** Start of PROVIDED INFORMATION **

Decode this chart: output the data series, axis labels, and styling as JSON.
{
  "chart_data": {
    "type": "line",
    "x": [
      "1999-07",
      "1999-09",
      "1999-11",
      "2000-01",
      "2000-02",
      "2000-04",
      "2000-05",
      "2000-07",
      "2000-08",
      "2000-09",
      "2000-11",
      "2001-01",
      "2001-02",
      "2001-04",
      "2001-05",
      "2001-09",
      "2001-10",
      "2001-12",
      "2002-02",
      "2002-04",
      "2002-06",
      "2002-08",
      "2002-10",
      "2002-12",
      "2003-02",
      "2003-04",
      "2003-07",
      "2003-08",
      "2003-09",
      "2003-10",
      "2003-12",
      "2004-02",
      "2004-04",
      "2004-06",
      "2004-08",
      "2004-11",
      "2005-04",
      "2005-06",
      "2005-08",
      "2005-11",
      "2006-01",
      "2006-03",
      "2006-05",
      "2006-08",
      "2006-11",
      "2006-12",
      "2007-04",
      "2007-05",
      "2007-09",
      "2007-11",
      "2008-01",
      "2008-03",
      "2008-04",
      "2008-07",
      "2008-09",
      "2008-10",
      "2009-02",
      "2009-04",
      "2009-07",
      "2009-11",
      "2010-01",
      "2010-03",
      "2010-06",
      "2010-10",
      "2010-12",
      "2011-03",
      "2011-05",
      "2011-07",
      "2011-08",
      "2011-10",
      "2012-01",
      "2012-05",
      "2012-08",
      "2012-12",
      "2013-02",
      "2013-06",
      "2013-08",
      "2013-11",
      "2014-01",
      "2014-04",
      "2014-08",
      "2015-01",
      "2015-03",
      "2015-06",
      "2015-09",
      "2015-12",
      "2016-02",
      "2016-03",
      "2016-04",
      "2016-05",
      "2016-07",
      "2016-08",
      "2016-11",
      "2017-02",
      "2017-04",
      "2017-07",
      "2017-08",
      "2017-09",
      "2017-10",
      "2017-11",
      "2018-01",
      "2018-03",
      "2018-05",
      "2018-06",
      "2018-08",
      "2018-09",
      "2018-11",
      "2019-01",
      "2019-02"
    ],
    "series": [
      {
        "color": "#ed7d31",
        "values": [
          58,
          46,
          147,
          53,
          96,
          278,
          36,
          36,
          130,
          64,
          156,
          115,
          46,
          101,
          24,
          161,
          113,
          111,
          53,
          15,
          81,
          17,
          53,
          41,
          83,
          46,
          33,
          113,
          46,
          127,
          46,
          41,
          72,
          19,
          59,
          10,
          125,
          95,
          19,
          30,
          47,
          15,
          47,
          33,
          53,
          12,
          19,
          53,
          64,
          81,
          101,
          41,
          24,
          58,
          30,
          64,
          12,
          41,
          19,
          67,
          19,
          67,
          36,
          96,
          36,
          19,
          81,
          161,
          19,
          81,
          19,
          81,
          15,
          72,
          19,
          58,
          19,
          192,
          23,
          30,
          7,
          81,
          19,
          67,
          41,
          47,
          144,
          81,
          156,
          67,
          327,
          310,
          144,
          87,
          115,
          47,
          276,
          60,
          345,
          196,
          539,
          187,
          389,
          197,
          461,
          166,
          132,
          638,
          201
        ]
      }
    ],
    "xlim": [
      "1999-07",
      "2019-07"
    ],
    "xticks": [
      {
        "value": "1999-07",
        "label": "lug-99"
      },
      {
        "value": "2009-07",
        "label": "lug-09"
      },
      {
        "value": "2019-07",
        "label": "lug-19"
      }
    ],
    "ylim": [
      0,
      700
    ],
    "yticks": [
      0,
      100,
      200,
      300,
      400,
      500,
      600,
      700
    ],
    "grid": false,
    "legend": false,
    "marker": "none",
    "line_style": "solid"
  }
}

** End of PROVIDED INFORMATION **

Using the exact wording, write out all of the records.

Decode this chart: output the data series, axis labels, and styling as JSON.
{
  "chart_data": {
    "type": "line",
    "x": [
      "1999-07",
      "1999-09",
      "1999-11",
      "2000-01",
      "2000-02",
      "2000-04",
      "2000-05",
      "2000-07",
      "2000-08",
      "2000-09",
      "2000-11",
      "2001-01",
      "2001-02",
      "2001-04",
      "2001-05",
      "2001-09",
      "2001-10",
      "2001-12",
      "2002-02",
      "2002-04",
      "2002-06",
      "2002-08",
      "2002-10",
      "2002-12",
      "2003-02",
      "2003-04",
      "2003-07",
      "2003-08",
      "2003-09",
      "2003-10",
      "2003-12",
      "2004-02",
      "2004-04",
      "2004-06",
      "2004-08",
      "2004-11",
      "2005-04",
      "2005-06",
      "2005-08",
      "2005-11",
      "2006-01",
      "2006-03",
      "2006-05",
      "2006-08",
      "2006-11",
      "2006-12",
      "2007-04",
      "2007-05",
      "2007-09",
      "2007-11",
      "2008-01",
      "2008-03",
      "2008-04",
      "2008-07",
      "2008-09",
      "2008-10",
      "2009-02",
      "2009-04",
      "2009-07",
      "2009-11",
      "2010-01",
      "2010-03",
      "2010-06",
      "2010-10",
      "2010-12",
      "2011-03",
      "2011-05",
      "2011-07",
      "2011-08",
      "2011-10",
      "2012-01",
      "2012-05",
      "2012-08",
      "2012-12",
      "2013-02",
      "2013-06",
      "2013-08",
      "2013-11",
      "2014-01",
      "2014-04",
      "2014-08",
      "2015-01",
      "2015-03",
      "2015-06",
      "2015-09",
      "2015-12",
      "2016-02",
      "2016-03",
      "2016-04",
      "2016-05",
      "2016-07",
      "2016-08",
      "2016-11",
      "2017-02",
      "2017-04",
      "2017-07",
      "2017-08",
      "2017-09",
      "2017-10",
      "2017-11",
      "2018-01",
      "2018-03",
      "2018-05",
      "2018-06",
      "2018-08",
      "2018-09",
      "2018-11",
      "2019-01",
      "2019-02"
    ],
    "series": [
      {
        "color": "#ed7d31",
        "values": [
          58,
          46,
          147,
          53,
          96,
          278,
          36,
          36,
          130,
          64,
          156,
          115,
          46,
          101,
          24,
          161,
          113,
          111,
          53,
          15,
          81,
          17,
          53,
          41,
          83,
          46,
          33,
          113,
          46,
          127,
          46,
          41,
          72,
          19,
          59,
          10,
          125,
          95,
          19,
          30,
          47,
          15,
          47,
          33,
          53,
          12,
          19,
          53,
          64,
          81,
          101,
          41,
          24,
          58,
          30,
          64,
          12,
          41,
          19,
          67,
          19,
          67,
          36,
          96,
          36,
          19,
          81,
          161,
          19,
          81,
          19,
          81,
          15,
          72,
          19,
          58,
          19,
          192,
          23,
          30,
          7,
          81,
          19,
          67,
          41,
          47,
          144,
          81,
          156,
          67,
          327,
          310,
          144,
          87,
          115,
          47,
          276,
          60,
          345,
          196,
          539,
          187,
          389,
          197,
          461,
          166,
          132,
          638,
          201
        ]
      }
    ],
    "xlim": [
      "1999-07",
      "2019-07"
    ],
    "xticks": [
      {
        "value": "1999-07",
        "label": "lug-99"
      },
      {
        "value": "2009-07",
        "label": "lug-09"
      },
      {
        "value": "2019-07",
        "label": "lug-19"
      }
    ],
    "ylim": [
      0,
      700
    ],
    "yticks": [
      0,
      100,
      200,
      300,
      400,
      500,
      600,
      700
    ],
    "grid": false,
    "legend": false,
    "marker": "none",
    "line_style": "solid"
  }
}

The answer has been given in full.